-- START OF EXTRACTED INFORMATION --

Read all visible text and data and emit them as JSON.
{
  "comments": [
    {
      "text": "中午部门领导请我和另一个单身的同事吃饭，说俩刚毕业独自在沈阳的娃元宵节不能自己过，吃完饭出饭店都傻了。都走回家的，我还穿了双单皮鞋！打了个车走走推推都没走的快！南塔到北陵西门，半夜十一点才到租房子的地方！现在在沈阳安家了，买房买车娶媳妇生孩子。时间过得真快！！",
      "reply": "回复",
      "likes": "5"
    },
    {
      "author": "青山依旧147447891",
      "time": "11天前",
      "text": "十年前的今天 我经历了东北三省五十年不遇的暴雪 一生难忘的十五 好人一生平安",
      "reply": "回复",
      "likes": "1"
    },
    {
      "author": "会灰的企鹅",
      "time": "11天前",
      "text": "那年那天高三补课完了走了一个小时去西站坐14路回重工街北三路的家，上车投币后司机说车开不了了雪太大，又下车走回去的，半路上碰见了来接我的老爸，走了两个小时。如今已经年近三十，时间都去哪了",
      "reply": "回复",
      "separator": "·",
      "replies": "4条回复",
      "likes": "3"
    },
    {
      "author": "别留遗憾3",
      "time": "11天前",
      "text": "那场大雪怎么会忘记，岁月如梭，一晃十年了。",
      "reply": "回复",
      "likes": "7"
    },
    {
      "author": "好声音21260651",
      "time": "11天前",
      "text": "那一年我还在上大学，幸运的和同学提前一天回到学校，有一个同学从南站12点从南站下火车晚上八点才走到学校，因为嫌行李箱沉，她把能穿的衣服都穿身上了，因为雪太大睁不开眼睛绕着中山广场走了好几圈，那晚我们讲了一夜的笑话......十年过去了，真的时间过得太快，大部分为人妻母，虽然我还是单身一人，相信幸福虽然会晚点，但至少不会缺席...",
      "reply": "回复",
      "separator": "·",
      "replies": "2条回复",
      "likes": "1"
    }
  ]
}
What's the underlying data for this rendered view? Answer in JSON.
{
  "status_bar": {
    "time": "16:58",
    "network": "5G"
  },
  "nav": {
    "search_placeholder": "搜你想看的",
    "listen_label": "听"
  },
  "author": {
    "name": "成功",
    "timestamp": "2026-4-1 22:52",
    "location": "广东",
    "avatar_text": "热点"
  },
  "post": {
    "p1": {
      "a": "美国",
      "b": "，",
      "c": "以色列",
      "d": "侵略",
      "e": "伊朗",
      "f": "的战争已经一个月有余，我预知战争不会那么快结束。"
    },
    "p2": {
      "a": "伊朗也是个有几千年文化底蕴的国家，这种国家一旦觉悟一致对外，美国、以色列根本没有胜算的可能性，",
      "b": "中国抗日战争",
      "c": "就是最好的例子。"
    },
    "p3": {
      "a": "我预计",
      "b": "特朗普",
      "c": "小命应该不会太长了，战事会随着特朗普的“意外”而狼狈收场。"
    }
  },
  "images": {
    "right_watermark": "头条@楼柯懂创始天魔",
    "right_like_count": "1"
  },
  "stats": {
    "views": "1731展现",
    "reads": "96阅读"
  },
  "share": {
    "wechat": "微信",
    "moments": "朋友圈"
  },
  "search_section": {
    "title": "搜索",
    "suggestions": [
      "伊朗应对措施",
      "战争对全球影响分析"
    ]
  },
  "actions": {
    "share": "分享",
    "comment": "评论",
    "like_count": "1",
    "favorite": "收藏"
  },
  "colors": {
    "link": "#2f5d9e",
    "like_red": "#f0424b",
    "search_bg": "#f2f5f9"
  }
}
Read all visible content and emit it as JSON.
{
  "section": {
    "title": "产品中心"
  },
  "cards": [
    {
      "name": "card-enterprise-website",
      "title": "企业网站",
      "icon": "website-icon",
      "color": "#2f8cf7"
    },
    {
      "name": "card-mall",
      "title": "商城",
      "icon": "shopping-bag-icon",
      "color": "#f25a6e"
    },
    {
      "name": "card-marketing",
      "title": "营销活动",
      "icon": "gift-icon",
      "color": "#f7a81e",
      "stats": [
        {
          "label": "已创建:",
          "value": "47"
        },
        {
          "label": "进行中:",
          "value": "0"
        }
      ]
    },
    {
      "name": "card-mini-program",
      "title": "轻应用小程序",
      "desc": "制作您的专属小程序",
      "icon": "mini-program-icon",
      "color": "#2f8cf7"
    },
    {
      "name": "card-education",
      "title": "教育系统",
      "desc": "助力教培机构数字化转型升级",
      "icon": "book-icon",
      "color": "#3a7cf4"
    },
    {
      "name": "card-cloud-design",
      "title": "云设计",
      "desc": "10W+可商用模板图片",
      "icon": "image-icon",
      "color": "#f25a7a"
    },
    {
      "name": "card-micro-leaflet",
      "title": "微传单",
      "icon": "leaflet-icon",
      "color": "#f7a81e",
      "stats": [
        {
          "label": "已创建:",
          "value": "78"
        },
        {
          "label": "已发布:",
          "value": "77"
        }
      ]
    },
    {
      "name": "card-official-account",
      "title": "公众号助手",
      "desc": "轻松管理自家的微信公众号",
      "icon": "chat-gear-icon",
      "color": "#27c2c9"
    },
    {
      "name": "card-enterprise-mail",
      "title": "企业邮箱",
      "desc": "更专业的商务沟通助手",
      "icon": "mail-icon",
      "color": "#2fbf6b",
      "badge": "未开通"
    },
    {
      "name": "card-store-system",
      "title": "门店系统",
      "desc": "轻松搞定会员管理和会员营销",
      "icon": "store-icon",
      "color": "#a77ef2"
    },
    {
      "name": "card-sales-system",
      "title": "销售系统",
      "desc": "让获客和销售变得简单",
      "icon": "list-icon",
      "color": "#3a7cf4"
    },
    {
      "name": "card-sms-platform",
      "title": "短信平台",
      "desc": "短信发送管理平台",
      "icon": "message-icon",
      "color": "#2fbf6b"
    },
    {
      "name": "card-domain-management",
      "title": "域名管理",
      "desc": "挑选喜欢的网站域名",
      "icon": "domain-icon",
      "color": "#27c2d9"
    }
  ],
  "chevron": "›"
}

-- END OF EXTRACTED INFORMATION --

EXERCISE OBJECTIVE. From the data above, copy each line that holds "mail".

ANSWER FOR THE TASK.
      "name": "card-enterprise-mail",
      "icon": "mail-icon",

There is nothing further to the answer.